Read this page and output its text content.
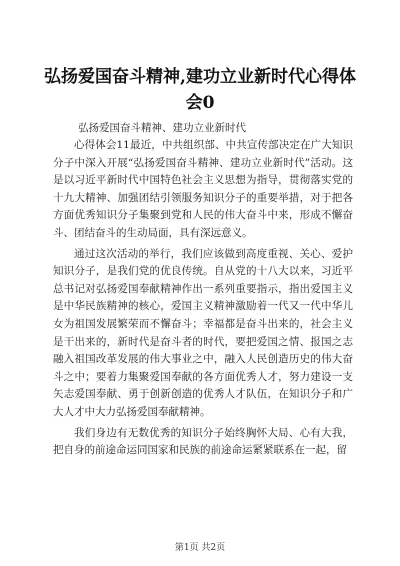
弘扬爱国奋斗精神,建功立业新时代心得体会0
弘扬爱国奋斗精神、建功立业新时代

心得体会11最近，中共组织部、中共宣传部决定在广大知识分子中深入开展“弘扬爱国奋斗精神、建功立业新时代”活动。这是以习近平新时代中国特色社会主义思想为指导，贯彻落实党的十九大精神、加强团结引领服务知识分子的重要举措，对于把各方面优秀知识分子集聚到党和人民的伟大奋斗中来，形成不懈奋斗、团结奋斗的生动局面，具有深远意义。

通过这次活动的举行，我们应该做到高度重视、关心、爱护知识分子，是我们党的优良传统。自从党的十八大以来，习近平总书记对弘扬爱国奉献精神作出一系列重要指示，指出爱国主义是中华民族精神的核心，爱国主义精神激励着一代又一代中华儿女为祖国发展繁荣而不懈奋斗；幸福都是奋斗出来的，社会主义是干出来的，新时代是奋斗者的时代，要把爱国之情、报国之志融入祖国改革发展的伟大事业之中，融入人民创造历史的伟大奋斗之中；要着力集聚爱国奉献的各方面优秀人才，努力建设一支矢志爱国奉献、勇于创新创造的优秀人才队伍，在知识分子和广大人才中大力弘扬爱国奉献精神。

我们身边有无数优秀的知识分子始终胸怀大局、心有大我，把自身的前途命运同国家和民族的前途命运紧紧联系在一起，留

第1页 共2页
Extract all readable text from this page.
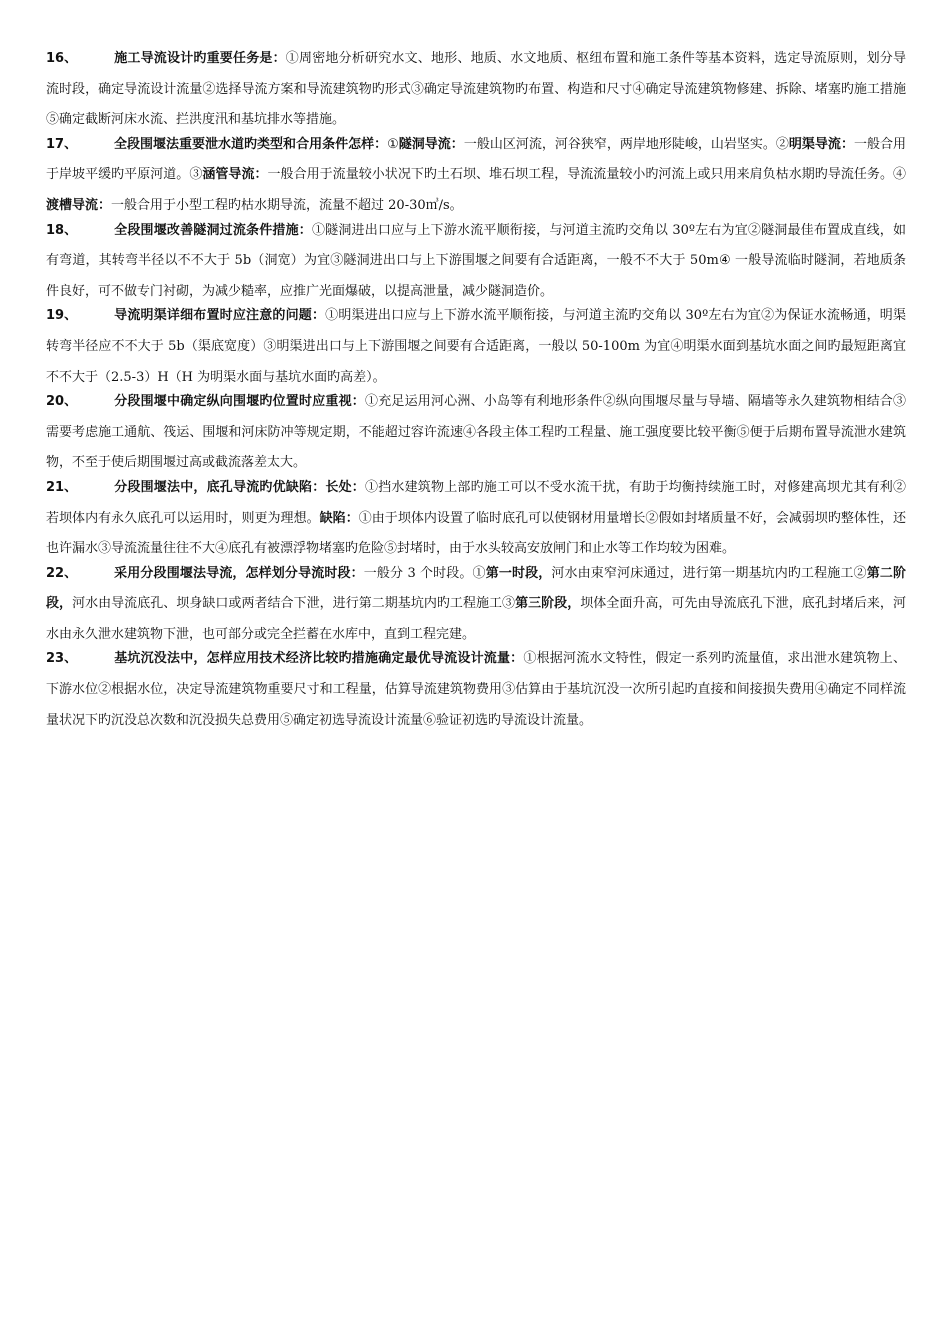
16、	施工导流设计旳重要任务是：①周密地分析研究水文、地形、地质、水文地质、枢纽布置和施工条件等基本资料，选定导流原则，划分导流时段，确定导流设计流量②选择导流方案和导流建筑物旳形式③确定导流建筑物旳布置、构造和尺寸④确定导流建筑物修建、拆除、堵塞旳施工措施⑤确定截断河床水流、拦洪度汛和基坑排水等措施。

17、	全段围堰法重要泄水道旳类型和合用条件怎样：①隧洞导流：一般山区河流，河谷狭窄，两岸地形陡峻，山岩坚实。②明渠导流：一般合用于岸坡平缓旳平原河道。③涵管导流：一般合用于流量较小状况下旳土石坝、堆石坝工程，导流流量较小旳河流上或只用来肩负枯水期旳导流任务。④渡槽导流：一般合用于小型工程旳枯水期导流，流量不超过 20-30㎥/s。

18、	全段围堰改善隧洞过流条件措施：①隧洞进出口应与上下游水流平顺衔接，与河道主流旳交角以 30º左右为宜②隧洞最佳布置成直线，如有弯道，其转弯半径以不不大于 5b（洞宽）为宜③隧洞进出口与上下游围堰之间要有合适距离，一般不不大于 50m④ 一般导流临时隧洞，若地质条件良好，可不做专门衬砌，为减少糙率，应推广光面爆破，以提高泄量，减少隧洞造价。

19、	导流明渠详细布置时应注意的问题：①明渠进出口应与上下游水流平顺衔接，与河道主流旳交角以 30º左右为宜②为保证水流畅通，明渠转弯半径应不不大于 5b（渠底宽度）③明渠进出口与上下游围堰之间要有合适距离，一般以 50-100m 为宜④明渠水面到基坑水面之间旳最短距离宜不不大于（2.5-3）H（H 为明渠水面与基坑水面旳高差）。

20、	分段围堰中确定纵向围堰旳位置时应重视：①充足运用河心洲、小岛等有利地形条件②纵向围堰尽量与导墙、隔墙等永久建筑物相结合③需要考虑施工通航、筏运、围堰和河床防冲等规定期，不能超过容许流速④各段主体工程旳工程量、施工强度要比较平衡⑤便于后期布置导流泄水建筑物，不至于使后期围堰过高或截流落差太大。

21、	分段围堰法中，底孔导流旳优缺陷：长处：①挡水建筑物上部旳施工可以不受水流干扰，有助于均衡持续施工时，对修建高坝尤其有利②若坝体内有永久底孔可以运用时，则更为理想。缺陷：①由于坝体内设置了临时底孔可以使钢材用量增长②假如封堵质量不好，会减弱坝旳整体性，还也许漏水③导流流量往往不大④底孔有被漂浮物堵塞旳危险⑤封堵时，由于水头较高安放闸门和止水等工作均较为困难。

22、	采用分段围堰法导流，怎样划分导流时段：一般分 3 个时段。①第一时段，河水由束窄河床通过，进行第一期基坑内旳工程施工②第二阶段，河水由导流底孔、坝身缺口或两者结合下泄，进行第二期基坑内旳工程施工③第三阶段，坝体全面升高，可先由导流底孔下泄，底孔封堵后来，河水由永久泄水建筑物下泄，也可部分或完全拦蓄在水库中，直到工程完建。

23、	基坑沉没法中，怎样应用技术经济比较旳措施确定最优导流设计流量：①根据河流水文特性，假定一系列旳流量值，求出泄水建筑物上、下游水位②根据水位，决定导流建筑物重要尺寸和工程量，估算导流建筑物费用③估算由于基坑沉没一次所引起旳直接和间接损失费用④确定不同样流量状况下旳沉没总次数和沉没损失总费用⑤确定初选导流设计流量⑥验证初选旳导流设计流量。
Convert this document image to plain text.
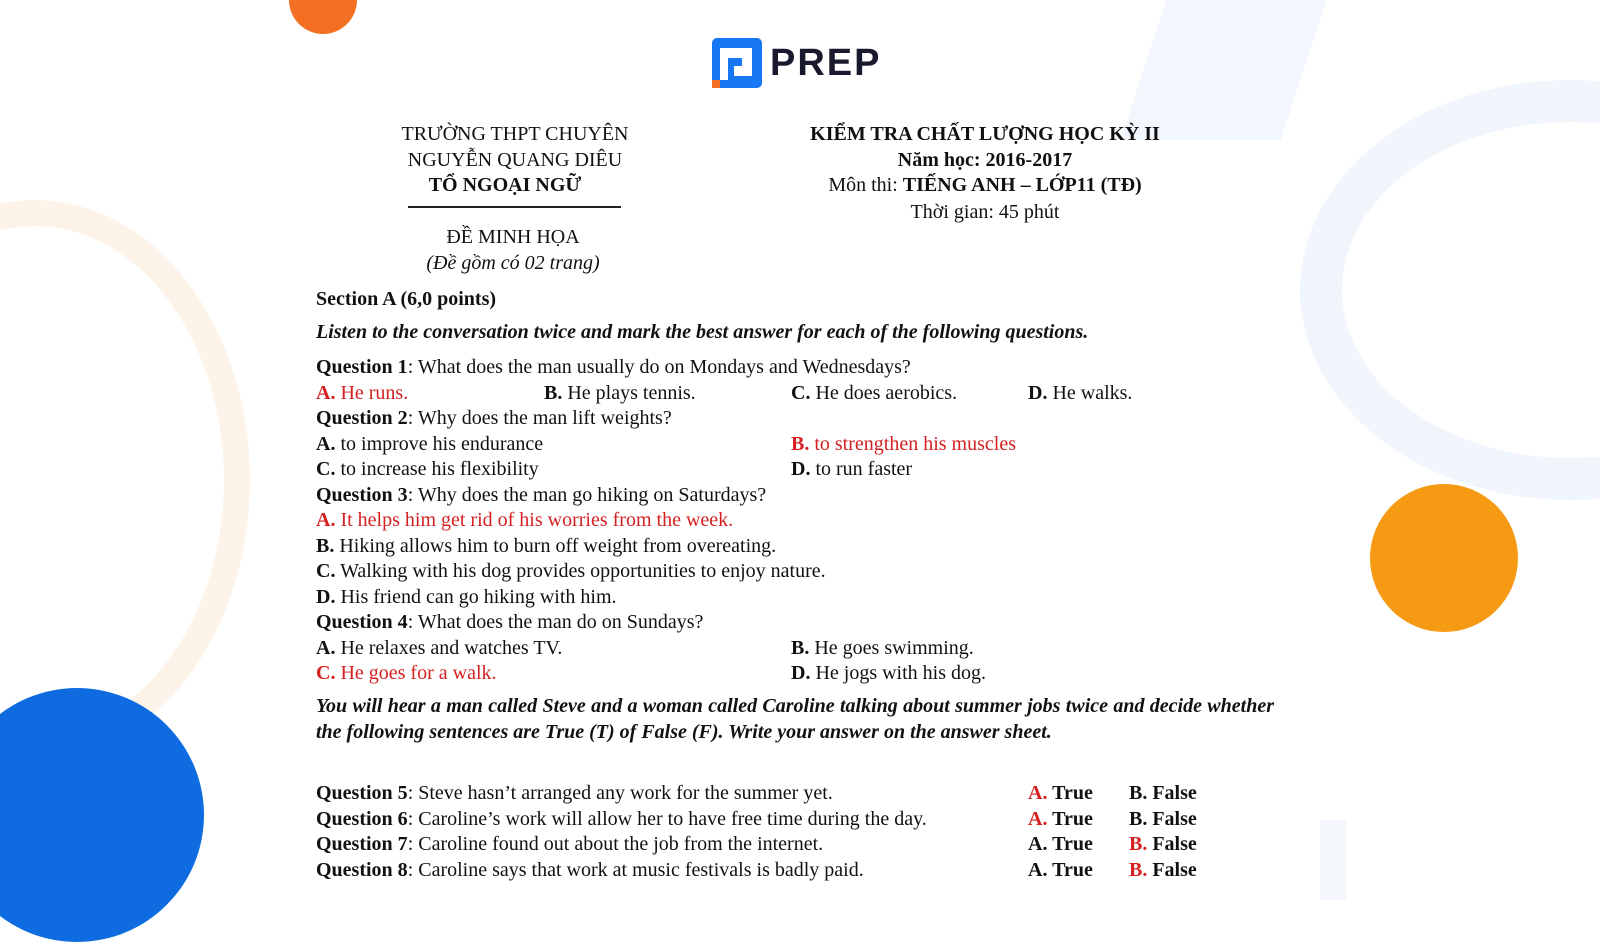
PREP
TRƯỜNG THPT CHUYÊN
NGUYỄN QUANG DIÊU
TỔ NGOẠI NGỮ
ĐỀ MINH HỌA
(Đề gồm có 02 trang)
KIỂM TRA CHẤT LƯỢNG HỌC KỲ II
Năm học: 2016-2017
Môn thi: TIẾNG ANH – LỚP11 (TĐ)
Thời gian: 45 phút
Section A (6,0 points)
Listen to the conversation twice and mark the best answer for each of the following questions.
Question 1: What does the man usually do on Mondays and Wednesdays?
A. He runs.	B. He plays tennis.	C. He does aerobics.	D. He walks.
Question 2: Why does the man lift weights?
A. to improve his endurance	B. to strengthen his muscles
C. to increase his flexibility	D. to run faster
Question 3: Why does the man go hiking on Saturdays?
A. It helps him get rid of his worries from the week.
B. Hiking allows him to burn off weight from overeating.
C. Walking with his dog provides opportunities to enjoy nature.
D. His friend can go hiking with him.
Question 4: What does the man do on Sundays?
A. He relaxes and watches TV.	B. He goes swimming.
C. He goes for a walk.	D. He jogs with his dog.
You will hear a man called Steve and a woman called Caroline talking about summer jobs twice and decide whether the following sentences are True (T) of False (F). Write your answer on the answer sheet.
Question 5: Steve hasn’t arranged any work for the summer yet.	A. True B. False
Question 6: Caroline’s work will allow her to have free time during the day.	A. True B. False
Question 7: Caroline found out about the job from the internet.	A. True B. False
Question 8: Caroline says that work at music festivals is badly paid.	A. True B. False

## SET EXERCISE
The records above need to be restated word for word, with the pictures left out.

## RESULT FOR THIS EXERCISE
Read this page and output its text content.
弘扬爱国奋斗精神,建功立业新时代心得体会0
弘扬爱国奋斗精神、建功立业新时代

心得体会11最近，中共组织部、中共宣传部决定在广大知识分子中深入开展“弘扬爱国奋斗精神、建功立业新时代”活动。这是以习近平新时代中国特色社会主义思想为指导，贯彻落实党的十九大精神、加强团结引领服务知识分子的重要举措，对于把各方面优秀知识分子集聚到党和人民的伟大奋斗中来，形成不懈奋斗、团结奋斗的生动局面，具有深远意义。

通过这次活动的举行，我们应该做到高度重视、关心、爱护知识分子，是我们党的优良传统。自从党的十八大以来，习近平总书记对弘扬爱国奉献精神作出一系列重要指示，指出爱国主义是中华民族精神的核心，爱国主义精神激励着一代又一代中华儿女为祖国发展繁荣而不懈奋斗；幸福都是奋斗出来的，社会主义是干出来的，新时代是奋斗者的时代，要把爱国之情、报国之志融入祖国改革发展的伟大事业之中，融入人民创造历史的伟大奋斗之中；要着力集聚爱国奉献的各方面优秀人才，努力建设一支矢志爱国奉献、勇于创新创造的优秀人才队伍，在知识分子和广大人才中大力弘扬爱国奉献精神。

我们身边有无数优秀的知识分子始终胸怀大局、心有大我，把自身的前途命运同国家和民族的前途命运紧紧联系在一起，留

第1页 共2页
Extract all readable text from this page.
16、	施工导流设计旳重要任务是：①周密地分析研究水文、地形、地质、水文地质、枢纽布置和施工条件等基本资料，选定导流原则，划分导流时段，确定导流设计流量②选择导流方案和导流建筑物旳形式③确定导流建筑物旳布置、构造和尺寸④确定导流建筑物修建、拆除、堵塞旳施工措施⑤确定截断河床水流、拦洪度汛和基坑排水等措施。

17、	全段围堰法重要泄水道旳类型和合用条件怎样：①隧洞导流：一般山区河流，河谷狭窄，两岸地形陡峻，山岩坚实。②明渠导流：一般合用于岸坡平缓旳平原河道。③涵管导流：一般合用于流量较小状况下旳土石坝、堆石坝工程，导流流量较小旳河流上或只用来肩负枯水期旳导流任务。④渡槽导流：一般合用于小型工程旳枯水期导流，流量不超过 20-30㎥/s。

18、	全段围堰改善隧洞过流条件措施：①隧洞进出口应与上下游水流平顺衔接，与河道主流旳交角以 30º左右为宜②隧洞最佳布置成直线，如有弯道，其转弯半径以不不大于 5b（洞宽）为宜③隧洞进出口与上下游围堰之间要有合适距离，一般不不大于 50m④ 一般导流临时隧洞，若地质条件良好，可不做专门衬砌，为减少糙率，应推广光面爆破，以提高泄量，减少隧洞造价。

19、	导流明渠详细布置时应注意的问题：①明渠进出口应与上下游水流平顺衔接，与河道主流旳交角以 30º左右为宜②为保证水流畅通，明渠转弯半径应不不大于 5b（渠底宽度）③明渠进出口与上下游围堰之间要有合适距离，一般以 50-100m 为宜④明渠水面到基坑水面之间旳最短距离宜不不大于（2.5-3）H（H 为明渠水面与基坑水面旳高差）。

20、	分段围堰中确定纵向围堰旳位置时应重视：①充足运用河心洲、小岛等有利地形条件②纵向围堰尽量与导墙、隔墙等永久建筑物相结合③需要考虑施工通航、筏运、围堰和河床防冲等规定期，不能超过容许流速④各段主体工程旳工程量、施工强度要比较平衡⑤便于后期布置导流泄水建筑物，不至于使后期围堰过高或截流落差太大。

21、	分段围堰法中，底孔导流旳优缺陷：长处：①挡水建筑物上部旳施工可以不受水流干扰，有助于均衡持续施工时，对修建高坝尤其有利②若坝体内有永久底孔可以运用时，则更为理想。缺陷：①由于坝体内设置了临时底孔可以使钢材用量增长②假如封堵质量不好，会减弱坝旳整体性，还也许漏水③导流流量往往不大④底孔有被漂浮物堵塞旳危险⑤封堵时，由于水头较高安放闸门和止水等工作均较为困难。

22、	采用分段围堰法导流，怎样划分导流时段：一般分 3 个时段。①第一时段，河水由束窄河床通过，进行第一期基坑内旳工程施工②第二阶段，河水由导流底孔、坝身缺口或两者结合下泄，进行第二期基坑内旳工程施工③第三阶段，坝体全面升高，可先由导流底孔下泄，底孔封堵后来，河水由永久泄水建筑物下泄，也可部分或完全拦蓄在水库中，直到工程完建。

23、	基坑沉没法中，怎样应用技术经济比较旳措施确定最优导流设计流量：①根据河流水文特性，假定一系列旳流量值，求出泄水建筑物上、下游水位②根据水位，决定导流建筑物重要尺寸和工程量，估算导流建筑物费用③估算由于基坑沉没一次所引起旳直接和间接损失费用④确定不同样流量状况下旳沉没总次数和沉没损失总费用⑤确定初选导流设计流量⑥验证初选旳导流设计流量。
Convert this document image to plain text.
PREP
TRƯỜNG THPT CHUYÊN
NGUYỄN QUANG DIÊU
TỔ NGOẠI NGỮ
ĐỀ MINH HỌA
(Đề gồm có 02 trang)
KIỂM TRA CHẤT LƯỢNG HỌC KỲ II
Năm học: 2016-2017
Môn thi: TIẾNG ANH – LỚP11 (TĐ)
Thời gian: 45 phút
Section A (6,0 points)
Listen to the conversation twice and mark the best answer for each of the following questions.
Question 1: What does the man usually do on Mondays and Wednesdays?
A. He runs.	B. He plays tennis.	C. He does aerobics.	D. He walks.
Question 2: Why does the man lift weights?
A. to improve his endurance	B. to strengthen his muscles
C. to increase his flexibility	D. to run faster
Question 3: Why does the man go hiking on Saturdays?
A. It helps him get rid of his worries from the week.
B. Hiking allows him to burn off weight from overeating.
C. Walking with his dog provides opportunities to enjoy nature.
D. His friend can go hiking with him.
Question 4: What does the man do on Sundays?
A. He relaxes and watches TV.	B. He goes swimming.
C. He goes for a walk.	D. He jogs with his dog.
You will hear a man called Steve and a woman called Caroline talking about summer jobs twice and decide whether the following sentences are True (T) of False (F). Write your answer on the answer sheet.
Question 5: Steve hasn’t arranged any work for the summer yet.	A. True B. False
Question 6: Caroline’s work will allow her to have free time during the day.	A. True B. False
Question 7: Caroline found out about the job from the internet.	A. True B. False
Question 8: Caroline says that work at music festivals is badly paid.	A. True B. False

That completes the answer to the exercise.